> DO THIS
Copy out every line of the listing below word for word, without changing anything.

Items listed in a dataset
"""
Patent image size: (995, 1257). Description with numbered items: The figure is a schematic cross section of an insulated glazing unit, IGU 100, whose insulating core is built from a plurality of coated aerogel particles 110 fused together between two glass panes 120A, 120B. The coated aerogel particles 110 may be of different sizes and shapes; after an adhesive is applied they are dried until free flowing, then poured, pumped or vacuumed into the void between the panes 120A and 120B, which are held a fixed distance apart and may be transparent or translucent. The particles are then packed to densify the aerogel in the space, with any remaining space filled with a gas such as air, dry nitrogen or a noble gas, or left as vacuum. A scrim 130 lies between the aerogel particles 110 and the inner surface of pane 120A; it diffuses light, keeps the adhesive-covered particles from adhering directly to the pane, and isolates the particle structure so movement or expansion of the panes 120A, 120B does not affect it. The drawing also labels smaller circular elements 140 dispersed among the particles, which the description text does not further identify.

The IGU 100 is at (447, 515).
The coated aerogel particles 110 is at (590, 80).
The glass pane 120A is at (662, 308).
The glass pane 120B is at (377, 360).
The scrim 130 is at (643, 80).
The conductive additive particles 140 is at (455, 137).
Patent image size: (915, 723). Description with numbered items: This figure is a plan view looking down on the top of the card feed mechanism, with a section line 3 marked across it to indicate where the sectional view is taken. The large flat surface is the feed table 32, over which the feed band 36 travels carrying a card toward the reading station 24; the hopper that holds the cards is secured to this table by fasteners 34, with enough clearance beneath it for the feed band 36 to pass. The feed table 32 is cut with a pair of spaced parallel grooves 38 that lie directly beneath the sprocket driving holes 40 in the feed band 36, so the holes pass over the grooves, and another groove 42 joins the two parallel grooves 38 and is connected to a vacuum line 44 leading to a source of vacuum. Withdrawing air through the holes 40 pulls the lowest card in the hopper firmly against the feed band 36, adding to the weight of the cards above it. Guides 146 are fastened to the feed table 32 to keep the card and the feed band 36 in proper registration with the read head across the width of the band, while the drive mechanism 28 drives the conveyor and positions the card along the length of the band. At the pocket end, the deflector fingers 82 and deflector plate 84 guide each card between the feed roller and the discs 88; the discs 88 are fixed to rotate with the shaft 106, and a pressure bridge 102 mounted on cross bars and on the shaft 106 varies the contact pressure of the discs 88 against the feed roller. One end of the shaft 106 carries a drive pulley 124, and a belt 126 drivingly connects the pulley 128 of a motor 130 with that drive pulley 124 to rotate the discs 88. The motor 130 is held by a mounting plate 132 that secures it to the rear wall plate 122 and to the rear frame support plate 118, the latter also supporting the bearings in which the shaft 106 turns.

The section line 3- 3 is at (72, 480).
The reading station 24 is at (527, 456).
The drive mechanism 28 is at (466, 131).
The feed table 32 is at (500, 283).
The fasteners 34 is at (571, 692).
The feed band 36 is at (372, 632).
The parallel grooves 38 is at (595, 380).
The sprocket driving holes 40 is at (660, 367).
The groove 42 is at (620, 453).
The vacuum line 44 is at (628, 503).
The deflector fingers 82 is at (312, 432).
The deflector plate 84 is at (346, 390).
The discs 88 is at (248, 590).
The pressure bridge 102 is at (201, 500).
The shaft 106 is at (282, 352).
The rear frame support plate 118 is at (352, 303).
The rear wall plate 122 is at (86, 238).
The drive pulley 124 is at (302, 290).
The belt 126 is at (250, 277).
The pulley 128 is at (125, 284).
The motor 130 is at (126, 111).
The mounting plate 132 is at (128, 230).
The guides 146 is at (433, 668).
"""
> ANSWER TO THIS EXERCISE
Patent image size: (995, 1257). Description with numbered items: The figure is a schematic cross section of an insulated glazing unit, IGU 100, whose insulating core is built from a plurality of coated aerogel particles 110 fused together between two glass panes 120A, 120B. The coated aerogel particles 110 may be of different sizes and shapes; after an adhesive is applied they are dried until free flowing, then poured, pumped or vacuumed into the void between the panes 120A and 120B, which are held a fixed distance apart and may be transparent or translucent. The particles are then packed to densify the aerogel in the space, with any remaining space filled with a gas such as air, dry nitrogen or a noble gas, or left as vacuum. A scrim 130 lies between the aerogel particles 110 and the inner surface of pane 120A; it diffuses light, keeps the adhesive-covered particles from adhering directly to the pane, and isolates the particle structure so movement or expansion of the panes 120A, 120B does not affect it. The drawing also labels smaller circular elements 140 dispersed among the particles, which the description text does not further identify.

The IGU 100 is at (447, 515).
The coated aerogel particles 110 is at (590, 80).
The glass pane 120A is at (662, 308).
The glass pane 120B is at (377, 360).
The scrim 130 is at (643, 80).
The conductive additive particles 140 is at (455, 137).
Patent image size: (915, 723). Description with numbered items: This figure is a plan view looking down on the top of the card feed mechanism, with a section line 3 marked across it to indicate where the sectional view is taken. The large flat surface is the feed table 32, over which the feed band 36 travels carrying a card toward the reading station 24; the hopper that holds the cards is secured to this table by fasteners 34, with enough clearance beneath it for the feed band 36 to pass. The feed table 32 is cut with a pair of spaced parallel grooves 38 that lie directly beneath the sprocket driving holes 40 in the feed band 36, so the holes pass over the grooves, and another groove 42 joins the two parallel grooves 38 and is connected to a vacuum line 44 leading to a source of vacuum. Withdrawing air through the holes 40 pulls the lowest card in the hopper firmly against the feed band 36, adding to the weight of the cards above it. Guides 146 are fastened to the feed table 32 to keep the card and the feed band 36 in proper registration with the read head across the width of the band, while the drive mechanism 28 drives the conveyor and positions the card along the length of the band. At the pocket end, the deflector fingers 82 and deflector plate 84 guide each card between the feed roller and the discs 88; the discs 88 are fixed to rotate with the shaft 106, and a pressure bridge 102 mounted on cross bars and on the shaft 106 varies the contact pressure of the discs 88 against the feed roller. One end of the shaft 106 carries a drive pulley 124, and a belt 126 drivingly connects the pulley 128 of a motor 130 with that drive pulley 124 to rotate the discs 88. The motor 130 is held by a mounting plate 132 that secures it to the rear wall plate 122 and to the rear frame support plate 118, the latter also supporting the bearings in which the shaft 106 turns.

The section line 3- 3 is at (72, 480).
The reading station 24 is at (527, 456).
The drive mechanism 28 is at (466, 131).
The feed table 32 is at (500, 283).
The fasteners 34 is at (571, 692).
The feed band 36 is at (372, 632).
The parallel grooves 38 is at (595, 380).
The sprocket driving holes 40 is at (660, 367).
The groove 42 is at (620, 453).
The vacuum line 44 is at (628, 503).
The deflector fingers 82 is at (312, 432).
The deflector plate 84 is at (346, 390).
The discs 88 is at (248, 590).
The pressure bridge 102 is at (201, 500).
The shaft 106 is at (282, 352).
The rear frame support plate 118 is at (352, 303).
The rear wall plate 122 is at (86, 238).
The drive pulley 124 is at (302, 290).
The belt 126 is at (250, 277).
The pulley 128 is at (125, 284).
The motor 130 is at (126, 111).
The mounting plate 132 is at (128, 230).
The guides 146 is at (433, 668).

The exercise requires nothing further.